WHAT NEEDS TO BE DONE – For this exercise, copy out each line of the material below that includes "पकरण".

(Part of a data file)
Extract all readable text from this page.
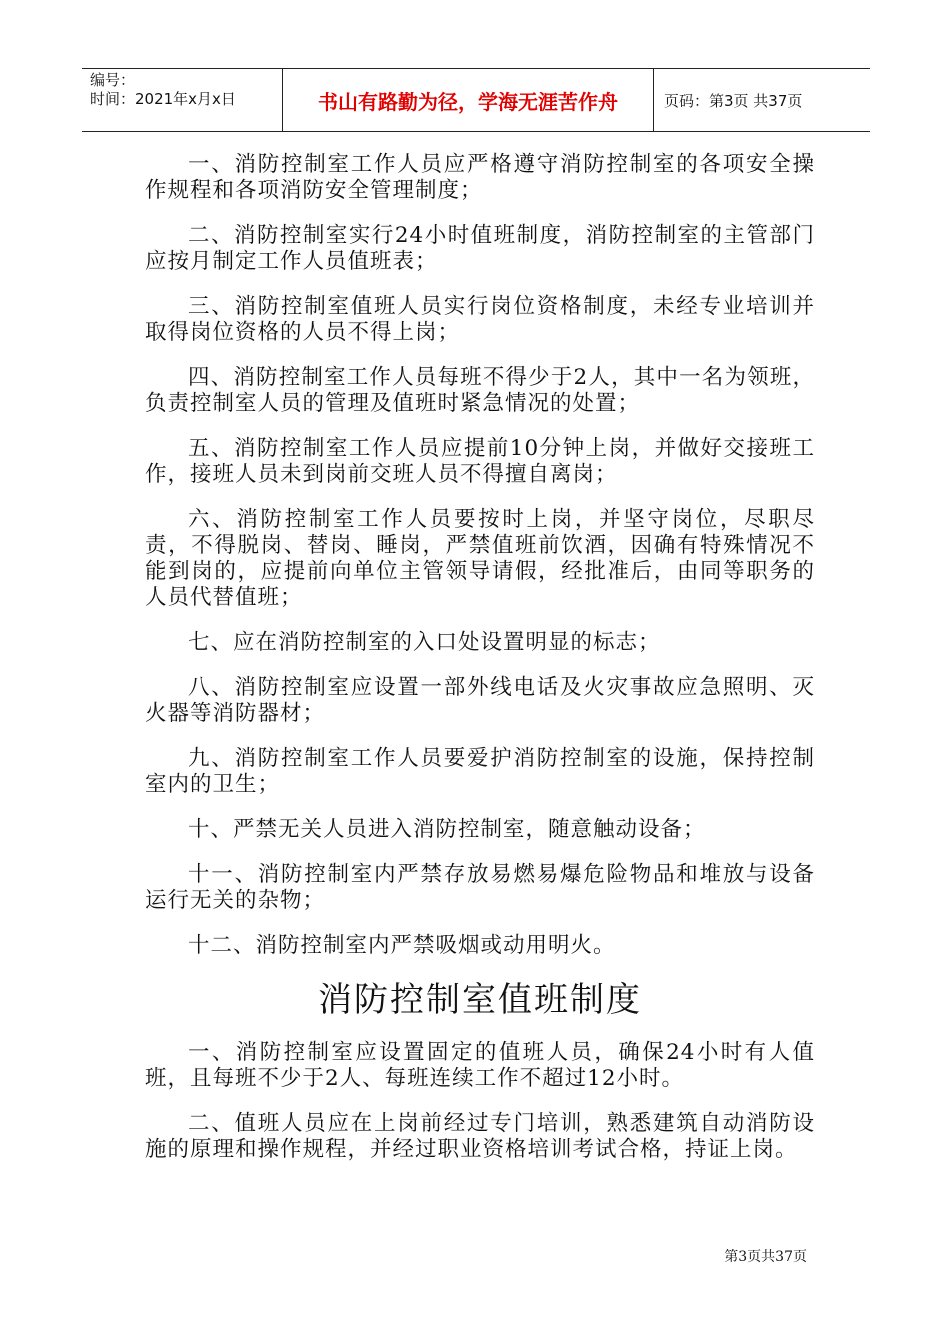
编号：
时间：2021年x月x日	书山有路勤为径，学海无涯苦作舟	页码：第3页 共37页

一、消防控制室工作人员应严格遵守消防控制室的各项安全操作规程和各项消防安全管理制度；

二、消防控制室实行24小时值班制度，消防控制室的主管部门应按月制定工作人员值班表；

三、消防控制室值班人员实行岗位资格制度，未经专业培训并取得岗位资格的人员不得上岗；

四、消防控制室工作人员每班不得少于2人，其中一名为领班，负责控制室人员的管理及值班时紧急情况的处置；

五、消防控制室工作人员应提前10分钟上岗，并做好交接班工作，接班人员未到岗前交班人员不得擅自离岗；

六、消防控制室工作人员要按时上岗，并坚守岗位，尽职尽责，不得脱岗、替岗、睡岗，严禁值班前饮酒，因确有特殊情况不能到岗的，应提前向单位主管领导请假，经批准后，由同等职务的人员代替值班；

七、应在消防控制室的入口处设置明显的标志；

八、消防控制室应设置一部外线电话及火灾事故应急照明、灭火器等消防器材；

九、消防控制室工作人员要爱护消防控制室的设施，保持控制室内的卫生；

十、严禁无关人员进入消防控制室，随意触动设备；

十一、消防控制室内严禁存放易燃易爆危险物品和堆放与设备运行无关的杂物；

十二、消防控制室内严禁吸烟或动用明火。

消防控制室值班制度

一、消防控制室应设置固定的值班人员，确保24小时有人值班，且每班不少于2人、每班连续工作不超过12小时。

二、值班人员应在上岗前经过专门培训，熟悉建筑自动消防设施的原理和操作规程，并经过职业资格培训考试合格，持证上岗。

第3页共37页
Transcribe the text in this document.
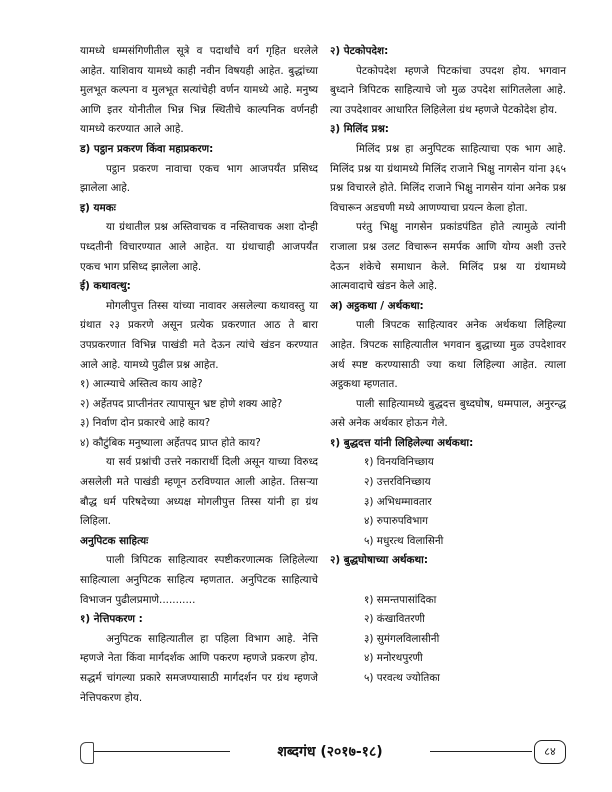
यामध्ये धम्मसंगिणीतील सूत्रे व पदार्थांचे वर्ग गृहित धरलेले आहेत. याशिवाय यामध्ये काही नवीन विषयही आहेत. बुद्धांच्या मुलभूत कल्पना व मुलभूत सत्यांचेही वर्णन यामध्ये आहे. मनुष्य आणि इतर योनीतील भिन्न भिन्न स्थितीचे काल्पनिक वर्णनही यामध्ये करण्यात आले आहे.

ड) पट्ठान प्रकरण किंवा महाप्रकरण:

पट्ठान प्रकरण नावाचा एकच भाग आजपर्यंत प्रसिध्द झालेला आहे.

इ) यमकः

या ग्रंथातील प्रश्न अस्तिवाचक व नस्तिवाचक अशा दोन्ही पध्दतीनी विचारण्यात आले आहेत. या ग्रंथाचाही आजपर्यंत एकच भाग प्रसिध्द झालेला आहे.

ई) कथावत्थु:

मोगलीपुत्त तिस्स यांच्या नावावर असलेल्या कथावस्तु या ग्रंथात २३ प्रकरणे असून प्रत्येक प्रकरणात आठ ते बारा उपप्रकरणात विभिन्न पाखंडी मते देऊन त्यांचे खंडन करण्यात आले आहे. यामध्ये पुढील प्रश्न आहेत.

१) आत्म्याचे अस्तित्व काय आहे?

२) अर्हेतपद प्राप्तीनंतर त्यापासून भ्रष्ट होणे शक्य आहे?

३) निर्वाण दोन प्रकारचे आहे काय?

४) कौटुंबिक मनुष्याला अर्हेतपद प्राप्त होते काय?

या सर्व प्रश्नांची उत्तरे नकारार्थी दिली असून याच्या विरुध्द असलेली मते पाखंडी म्हणून ठरविण्यात आली आहेत. तिसऱ्या बौद्ध धर्म परिषदेच्या अध्यक्ष मोगलीपुत्त तिस्स यांनी हा ग्रंथ लिहिला.

अनुपिटक साहित्यः

पाली त्रिपिटक साहित्यावर स्पष्टीकरणात्मक लिहिलेल्या साहित्याला अनुपिटक साहित्य म्हणतात. अनुपिटक साहित्याचे विभाजन पुढीलप्रमाणे...........

१) नेत्तिपकरण :

अनुपिटक साहित्यातील हा पहिला विभाग आहे. नेत्ति म्हणजे नेता किंवा मार्गदर्शक आणि पकरण म्हणजे प्रकरण होय. सद्धर्म चांगल्या प्रकारे समजण्यासाठी मार्गदर्शन पर ग्रंथ म्हणजे नेत्तिपकरण होय.

२) पेटकोपदेश:

पेटकोपदेश म्हणजे पिटकांचा उपदश होय. भगवान बुध्दाने त्रिपिटक साहित्याचे जो मुळ उपदेश सांगितलेला आहे. त्या उपदेशावर आधारित लिहिलेला ग्रंथ म्हणजे पेटकोदेश होय.

३) मिलिंद प्रश्न:

मिलिंद प्रश्न हा अनुपिटक साहित्याचा एक भाग आहे. मिलिंद प्रश्न या ग्रंथामध्ये मिलिंद राजाने भिक्षु नागसेन यांना ३६५ प्रश्न विचारले होते. मिलिंद राजाने भिक्षु नागसेन यांना अनेक प्रश्न विचारून अडचणी मध्ये आणण्याचा प्रयत्न केला होता.

परंतु भिक्षु नागसेन प्रकांडपंडित होते त्यामुळे त्यांनी राजाला प्रश्न उलट विचारून समर्पक आणि योग्य अशी उत्तरे देऊन शंकेचे समाधान केले. मिलिंद प्रश्न या ग्रंथामध्ये आत्मवादाचे खंडन केले आहे.

अ) अट्ठकथा / अर्थकथा:

पाली त्रिपटक साहित्यावर अनेक अर्थकथा लिहिल्या आहेत. त्रिपटक साहित्यातील भगवान बुद्धाच्या मुळ उपदेशावर अर्थ स्पष्ट करण्यासाठी ज्या कथा लिहिल्या आहेत. त्याला अट्ठकथा म्हणतात.

पाली साहित्यामध्ये बुद्धदत्त बुध्दघोष, धम्मपाल, अनुरन्द्ध असे अनेक अर्थकार होऊन गेले.

१) बुद्धदत्त यांनी लिहिलेल्या अर्थकथा:

१) विनयविनिच्छाय

२) उत्तरविनिच्छाय

३) अभिधम्मावतार

४) रुपारुपविभाग

५) मधुरत्थ विलासिनी

२) बुद्धघोषाच्या अर्थकथा:

१) समन्तपासांदिका

२) कंखावितरणी

३) सुमंगलविलासीनी

४) मनोरथपुरणी

५) परवत्थ ज्योतिका

शब्दगंध (२०१७-१८)	८४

EXPECTED OUTPUT –
१) नेत्तिपकरण :
अनुपिटक साहित्यातील हा पहिला विभाग आहे. नेत्ति म्हणजे नेता किंवा मार्गदर्शक आणि पकरण म्हणजे प्रकरण होय. सद्धर्म चांगल्या प्रकारे समजण्यासाठी मार्गदर्शन पर ग्रंथ म्हणजे नेत्तिपकरण होय.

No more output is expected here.